**Отрывок**

__________

Я предлагаю вам хоть полчаса поупражняться сознательно. Если, конечно, вас заинтересуют загадки, которые сейчас будут загаданы. И разумеется, если вы не знаете ответов. /93/



Несколько загадок



Наше ухо очень чувствительно, у нижней границы музыкального диапазона оно замечает изменение частоты колебаний всего на один герц, в середине диапазона — на два-три герца, в верхней его части — на пять герц. Другими словами, если частота возрастет, например, с 50 до 51 герца, с 800 до 803 герц, с 3000 до 3005, мы заметим, что звук стал выше. Вспомним, что границы музыкального диапазона простираются от 16 до 4700 герц. Нетрудно подсчитать, что человек в этом диапазоне может различить по высоте около полутора тысяч музыкальных звуков. Естественно предположить, что и в музыке должно использоваться столько же. Между тем их не набирается и сотни. Фортепиано, охватывающее чуть ли не весь диапазон, насчитывает лишь 88 звуков, и это почти все, что мы имеем. Можно добавить несколько самых высоких и самых низких звуков органа, но это не выручает: все равно число используемых в музыке звуков остается в полтора десятка раз меньше того количества, которое наше ухо способно воспринять и различить по высоте.

Такова главная загадка: почему человек выбрал меньше ста звуков из полутора тысяч возможных, а остальные оставил вне музыки вообще?

Не торопитесь отвечать, что трудно, мол, построить фортепиано с таким невероятным количеством клавиш, а если и удалось бы, то играть на нем будет очень сложно. Такое соображение хоть и логично, но не проясняет причину. Есть инструмент, который позволяет музыканту легко взять около четырехсот звуков, отличимых друг от друга по высоте. Это скрипка. На ее грифе нет порожков, и перемещение прижимающего струну пальца на один-два миллиметра уже дает звук другой высоты. Однако скрипач, какие бы сложные пьесы он ни играл в концерте, использует не четыреста, а всего около пятидесяти звуков, даже если выступает один, без сопровождения других инструментов, с которыми надо считаться.

Видите, мы взяли конкретный инструмент, а загадка осталась прежней: почему скрипач использует столь малую долю богатейшего звукового запаса скрипки?

Можно подойти к главной загадке с другой стороны и раздробить ее на несколько мелких. Почему у фортепиано одни клавиши белые, а другие черные? Почему черные располагаются не симметрично, а группами по две и по три? Почему между двумя соседними белыми клавишами кое-где нет черной? Почему звуки, извлекаемые белыми клавишами, имеют собственные названия, а те, что берутся черными, не имеют? Почему с каждой восьмой белой клавиши отсчет названий повторяется?

Вот какой ворох «почему»!

Элементарная арифметика даст нам ответы на заданные вопросы. А чтобы не получать эти ответы готовыми, придется /94/ рассмотреть краткую историю тех звуков, из которых человек построил все грандиозное здание музыки. Во имя ясности мы вынуждены будем что-то упрощать, а что-то смещать во времени, но эти вольности не коснутся сути.

__________

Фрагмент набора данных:
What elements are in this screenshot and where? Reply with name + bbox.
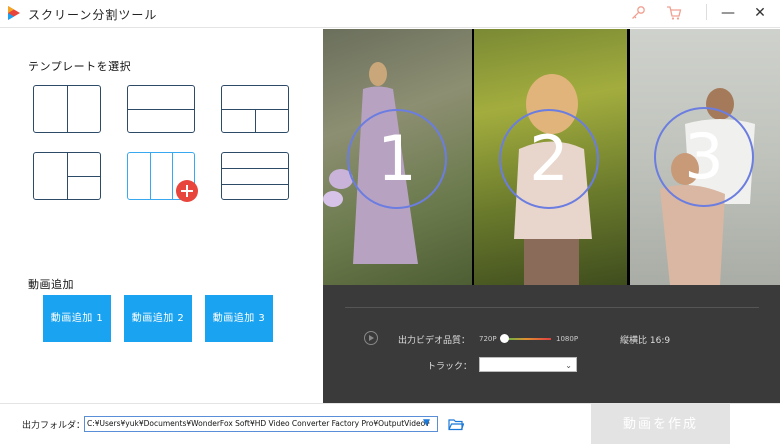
add-video-3-button[interactable]: 動画追加 3	[205, 295, 273, 342]
open-folder-icon[interactable]	[448, 418, 464, 431]
add-video-1-button[interactable]: 動画追加 1	[43, 295, 111, 342]
pane-number-1: 1	[347, 109, 447, 209]
template-top-two-bottom[interactable]	[221, 85, 289, 133]
minimize-button[interactable]: —	[716, 3, 740, 23]
play-icon[interactable]	[364, 331, 378, 345]
output-folder-field[interactable]: C:¥Users¥yuk¥Documents¥WonderFox Soft¥HD…	[84, 416, 438, 432]
quality-max-label: 1080P	[556, 335, 579, 343]
pane-number-2: 2	[499, 109, 599, 209]
folder-dropdown-icon[interactable]: ▼	[423, 418, 430, 428]
app-title: スクリーン分割ツール	[28, 8, 158, 22]
preview-pane-3[interactable]: 3	[630, 29, 780, 285]
track-select[interactable]: ⌄	[479, 357, 577, 372]
track-label: トラック：	[427, 362, 473, 372]
quality-slider-handle[interactable]	[500, 334, 509, 343]
aspect-ratio-label: 縦横比 16:9	[620, 336, 671, 346]
add-video-2-button[interactable]: 動画追加 2	[124, 295, 192, 342]
quality-min-label: 720P	[479, 335, 497, 343]
template-heading: テンプレートを選択	[28, 60, 132, 73]
template-two-horizontal[interactable]	[127, 85, 195, 133]
key-icon[interactable]	[630, 5, 646, 21]
template-two-vertical[interactable]	[33, 85, 101, 133]
title-bar: スクリーン分割ツール — ✕	[0, 0, 780, 28]
create-video-button[interactable]: 動画を作成	[591, 404, 730, 444]
preview-pane-2[interactable]: 2	[474, 29, 627, 285]
cart-icon[interactable]	[666, 5, 682, 21]
template-three-horizontal[interactable]	[221, 152, 289, 200]
add-video-heading: 動画追加	[28, 278, 74, 291]
timeline-bar[interactable]	[345, 307, 759, 308]
selected-plus-icon	[176, 180, 198, 202]
chevron-down-icon: ⌄	[565, 361, 572, 370]
app-logo-icon	[8, 6, 20, 20]
quality-label: 出力ビデオ品質：	[398, 336, 471, 346]
output-folder-label: 出力フォルダ：	[22, 421, 86, 431]
bottom-bar: 出力フォルダ： C:¥Users¥yuk¥Documents¥WonderFox…	[0, 403, 780, 444]
template-left-right-split[interactable]	[33, 152, 101, 200]
close-button[interactable]: ✕	[748, 3, 772, 23]
titlebar-divider	[706, 4, 707, 20]
preview-area: 1 2 3	[323, 29, 780, 285]
preview-pane-1[interactable]: 1	[323, 29, 472, 285]
preview-controls: 出力ビデオ品質： 720P 1080P 縦横比 16:9 トラック： ⌄	[323, 285, 780, 403]
left-panel: テンプレートを選択 動画追加 動画追加 1 動画追加 2 動画追加 3	[0, 29, 322, 403]
pane-number-3: 3	[654, 107, 754, 207]
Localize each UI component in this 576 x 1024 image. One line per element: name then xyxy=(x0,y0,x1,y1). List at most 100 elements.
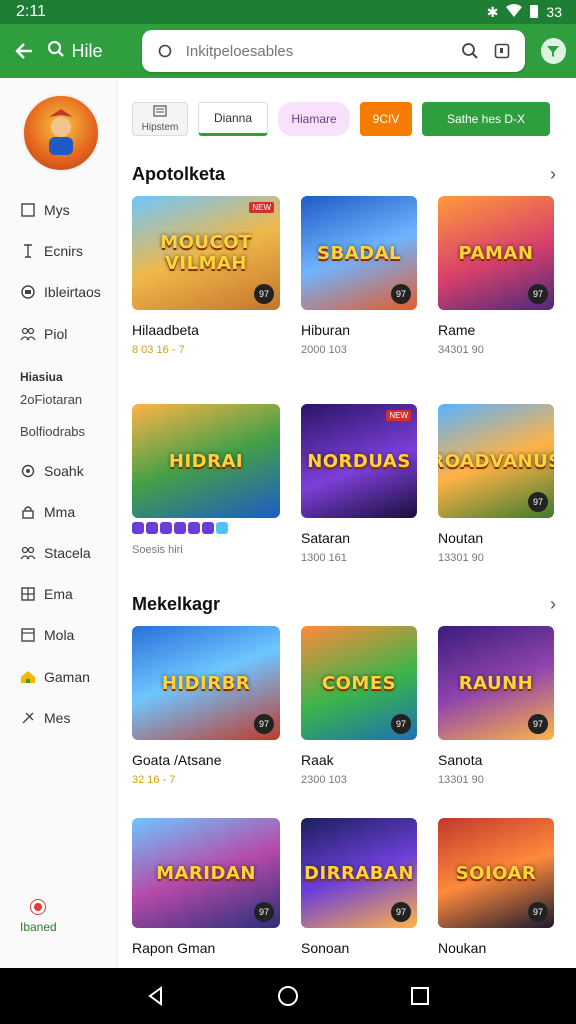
sidebar-item-ema[interactable]: Ema xyxy=(20,586,73,602)
game-thumbnail: MARIDAN 97 xyxy=(132,818,280,928)
people-icon xyxy=(20,545,36,561)
chevron-right-icon[interactable]: › xyxy=(550,594,556,615)
search-icon xyxy=(47,40,65,63)
game-card[interactable]: MARIDAN 97 Rapon Gman xyxy=(132,818,280,956)
game-card[interactable]: ROADVANUS 97 Noutan 13301 90 xyxy=(438,404,554,564)
chip-hipstem[interactable]: Hipstem xyxy=(132,102,188,136)
game-card[interactable]: HIDRAI Soesis hiri xyxy=(132,404,280,556)
game-thumbnail: RAUNH 97 xyxy=(438,626,554,740)
game-thumbnail: HIDIRBR 97 xyxy=(132,626,280,740)
chip-icon xyxy=(20,284,36,300)
game-name: Hilaadbeta xyxy=(132,322,199,338)
main-content: Hipstem Dianna Hiamare 9CIV Sathe hes D-… xyxy=(118,78,576,968)
sidebar-item-soahk[interactable]: Soahk xyxy=(20,463,84,479)
gear-icon xyxy=(20,463,36,479)
game-logo: MARIDAN xyxy=(156,862,256,884)
sidebar-item-piol[interactable]: Piol xyxy=(20,326,67,342)
back-icon[interactable] xyxy=(10,37,37,65)
search-box[interactable] xyxy=(141,30,525,72)
game-card[interactable]: COMES 97 Raak 2300 103 xyxy=(301,626,417,786)
rating-badge: 97 xyxy=(254,284,274,304)
chip-9civ[interactable]: 9CIV xyxy=(360,102,412,136)
game-logo: HIDRAI xyxy=(168,450,244,472)
filter-chips: Hipstem Dianna Hiamare 9CIV Sathe hes D-… xyxy=(132,102,550,136)
bluetooth-icon: ✱ xyxy=(486,3,499,20)
game-thumbnail: NORDUAS NEW xyxy=(301,404,417,518)
chevron-right-icon[interactable]: › xyxy=(550,164,556,185)
avatar[interactable] xyxy=(22,94,100,172)
sidebar-item-label: Mes xyxy=(44,710,71,726)
sidebar-item-mma[interactable]: Mma xyxy=(20,504,75,520)
game-meta: 2300 103 xyxy=(301,774,347,786)
game-card[interactable]: MOUCOT VILMAH NEW 97 Hilaadbeta 8 03 16 … xyxy=(132,196,280,356)
game-card[interactable]: NORDUAS NEW Sataran 1300 161 xyxy=(301,404,417,564)
status-right-text: 33 xyxy=(546,4,562,20)
recents-nav-icon[interactable] xyxy=(406,982,434,1010)
game-logo: HIDIRBR xyxy=(161,672,251,694)
rating-badge: 97 xyxy=(528,902,548,922)
rating-badge: 97 xyxy=(254,714,274,734)
window-icon xyxy=(20,627,36,643)
game-name: Goata /Atsane xyxy=(132,752,222,768)
game-meta: Soesis hiri xyxy=(132,544,183,556)
sidebar-item-mes[interactable]: Mes xyxy=(20,710,70,726)
game-card[interactable]: DIRRABAN 97 Sonoan xyxy=(301,818,417,956)
game-meta: 13301 90 xyxy=(438,552,484,564)
game-name: Rame xyxy=(438,322,476,338)
tab-switcher-icon[interactable] xyxy=(491,40,513,62)
game-name: Sataran xyxy=(301,530,351,546)
sidebar-item-label: Mma xyxy=(44,504,76,520)
search-input[interactable] xyxy=(185,42,449,60)
game-meta: 1300 161 xyxy=(301,552,347,564)
game-thumbnail: MOUCOT VILMAH NEW 97 xyxy=(132,196,280,310)
filter-icon[interactable] xyxy=(540,38,566,64)
sidebar-item-label: Soahk xyxy=(44,463,84,479)
sidebar-link[interactable]: Bolfiodrabs xyxy=(20,424,85,439)
people-icon xyxy=(20,326,36,342)
sidebar-item-ibleirtaos[interactable]: Ibleirtaos xyxy=(20,284,101,300)
game-meta: 34301 90 xyxy=(438,344,484,356)
home-nav-icon[interactable] xyxy=(274,982,302,1010)
search-icon[interactable] xyxy=(459,40,481,62)
game-meta: 8 03 16 - 7 xyxy=(132,344,185,356)
game-thumbnail: SOIOAR 97 xyxy=(438,818,554,928)
chip-label: Sathe hes D-X xyxy=(446,112,526,126)
game-meta: 13301 90 xyxy=(438,774,484,786)
game-thumbnail: DIRRABAN 97 xyxy=(301,818,417,928)
game-thumbnail: COMES 97 xyxy=(301,626,417,740)
app-bar: Hile xyxy=(0,24,576,78)
sidebar-item-label: Gaman xyxy=(44,669,90,685)
rating-badge: 97 xyxy=(391,284,411,304)
chip-hiamare[interactable]: Hiamare xyxy=(278,102,350,136)
game-thumbnail: SBADAL 97 xyxy=(301,196,417,310)
game-name: Noutan xyxy=(438,530,484,546)
game-logo: COMES xyxy=(321,672,397,694)
game-card[interactable]: PAMAN 97 Rame 34301 90 xyxy=(438,196,554,356)
sidebar-link[interactable]: 2oFiotaran xyxy=(20,392,82,407)
sidebar-item-label: Ibleirtaos xyxy=(44,284,101,300)
sidebar: Mys Ecnirs Ibleirtaos Piol Hiasiua 2oFio… xyxy=(0,78,118,968)
game-logo: DIRRABAN xyxy=(304,862,415,884)
sidebar-item-stacela[interactable]: Stacela xyxy=(20,545,91,561)
game-name: Rapon Gman xyxy=(132,940,216,956)
game-card[interactable]: SOIOAR 97 Noukan xyxy=(438,818,554,956)
lock-icon xyxy=(20,504,36,520)
game-name: Sanota xyxy=(438,752,483,768)
status-time: 2:11 xyxy=(16,3,46,20)
game-card[interactable]: SBADAL 97 Hiburan 2000 103 xyxy=(301,196,417,356)
game-card[interactable]: HIDIRBR 97 Goata /Atsane 32 16 - 7 xyxy=(132,626,280,786)
sidebar-bottom-item[interactable]: Ibaned xyxy=(20,900,57,934)
sidebar-item-ecnirs[interactable]: Ecnirs xyxy=(20,243,83,259)
game-logo: SBADAL xyxy=(317,242,401,264)
game-card[interactable]: RAUNH 97 Sanota 13301 90 xyxy=(438,626,554,786)
back-nav-icon[interactable] xyxy=(142,982,170,1010)
chip-dianna[interactable]: Dianna xyxy=(198,102,268,136)
sidebar-item-mys[interactable]: Mys xyxy=(20,202,70,218)
sidebar-item-mola[interactable]: Mola xyxy=(20,627,74,643)
game-name: Noukan xyxy=(438,940,487,956)
chip-sathe[interactable]: Sathe hes D-X xyxy=(422,102,550,136)
game-meta: 2000 103 xyxy=(301,344,347,356)
sidebar-item-gaman[interactable]: Gaman xyxy=(20,669,90,685)
square-icon xyxy=(20,202,36,218)
sidebar-item-label: Mola xyxy=(44,627,75,643)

__________

**Задание**
Выведите без изменений часть отрывка о музыкальных звуках, начиная со слов «Не торопитесь отвечать, что» и заканчивая словами «звукового запаса скрипки?» включительно. Для ответа пользуйтесь только отрывком.

**Ответ на задание**
Не торопитесь отвечать, что трудно, мол, построить фортепиано с таким невероятным количеством клавиш, а если и удалось бы, то играть на нем будет очень сложно. Такое соображение хоть и логично, но не проясняет причину. Есть инструмент, который позволяет музыканту легко взять около четырехсот звуков, отличимых друг от друга по высоте. Это скрипка. На ее грифе нет порожков, и перемещение прижимающего струну пальца на один-два миллиметра уже дает звук другой высоты. Однако скрипач, какие бы сложные пьесы он ни играл в концерте, использует не четыреста, а всего около пятидесяти звуков, даже если выступает один, без сопровождения других инструментов, с которыми надо считаться.

Видите, мы взяли конкретный инструмент, а загадка осталась прежней: почему скрипач использует столь малую долю богатейшего звукового запаса скрипки?